## PAGE EXCERPT
---+---

Perspective camera and field of view

I am trying to figure out where to position the camera to view a certain rectangle (of a planar slice) in my scene. I need to do this on the fly so I can’t just find a position that works, I need to be able to calculate it. When this didn’t seem to work I went back to a very basic test scene and it appears that I do not fully understand how it works. Here is a simple setup:

I have a 100100100 cube positioned at (50, 0, 0). This should mean that one of the faces have the four corners (0, -50, -50), (0, 50, -50), (0, 50, 50) and (0, -50, 50), ie a 100*100 square on the X=0 plane. Next I place a camera at (-x, 0, 0) looking in the direction of positive x, towards this face. The question is how far away, ie what must x be, to show the entire height of the face (but no more), like shown in this picture.

---+---

## Dataset entries

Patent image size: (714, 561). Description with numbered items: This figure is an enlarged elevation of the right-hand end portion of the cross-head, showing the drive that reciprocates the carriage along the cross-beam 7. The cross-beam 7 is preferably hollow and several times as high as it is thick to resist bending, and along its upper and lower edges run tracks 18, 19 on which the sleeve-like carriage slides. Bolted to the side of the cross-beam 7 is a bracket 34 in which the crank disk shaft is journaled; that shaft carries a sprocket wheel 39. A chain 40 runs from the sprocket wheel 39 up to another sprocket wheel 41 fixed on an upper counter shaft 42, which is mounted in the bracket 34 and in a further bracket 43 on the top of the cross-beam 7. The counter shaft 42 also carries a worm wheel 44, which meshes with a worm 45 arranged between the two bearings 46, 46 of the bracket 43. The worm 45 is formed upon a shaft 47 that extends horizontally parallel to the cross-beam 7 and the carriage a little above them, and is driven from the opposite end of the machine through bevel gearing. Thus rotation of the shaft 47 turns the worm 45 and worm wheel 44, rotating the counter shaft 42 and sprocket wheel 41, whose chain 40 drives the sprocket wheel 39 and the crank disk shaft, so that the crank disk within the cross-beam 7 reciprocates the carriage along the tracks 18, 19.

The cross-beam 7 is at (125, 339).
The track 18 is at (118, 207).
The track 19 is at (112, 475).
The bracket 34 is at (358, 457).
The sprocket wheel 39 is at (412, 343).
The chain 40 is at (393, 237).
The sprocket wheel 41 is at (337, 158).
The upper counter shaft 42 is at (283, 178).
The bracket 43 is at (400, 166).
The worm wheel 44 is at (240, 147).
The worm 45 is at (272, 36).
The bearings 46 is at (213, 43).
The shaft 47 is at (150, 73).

---+---

## TASKS
[1] In the post on camera positioning, at what point is the cube placed?
[2] Rewrite the post on camera positioning starting with "I am trying" and going on through "in this picture.", changing "cube" to "box".

## RESPONSES FOR EACH TASK
[1] The cube is positioned at (50, 0, 0).

[2]
I am trying to figure out where to position the camera to view a certain rectangle (of a planar slice) in my scene. I need to do this on the fly so I can’t just find a position that works, I need to be able to calculate it. When this didn’t seem to work I went back to a very basic test scene and it appears that I do not fully understand how it works. Here is a simple setup:

I have a 100100100 box positioned at (50, 0, 0). This should mean that one of the faces have the four corners (0, -50, -50), (0, 50, -50), (0, 50, 50) and (0, -50, 50), ie a 100*100 square on the X=0 plane. Next I place a camera at (-x, 0, 0) looking in the direction of positive x, towards this face. The question is how far away, ie what must x be, to show the entire height of the face (but no more), like shown in this picture.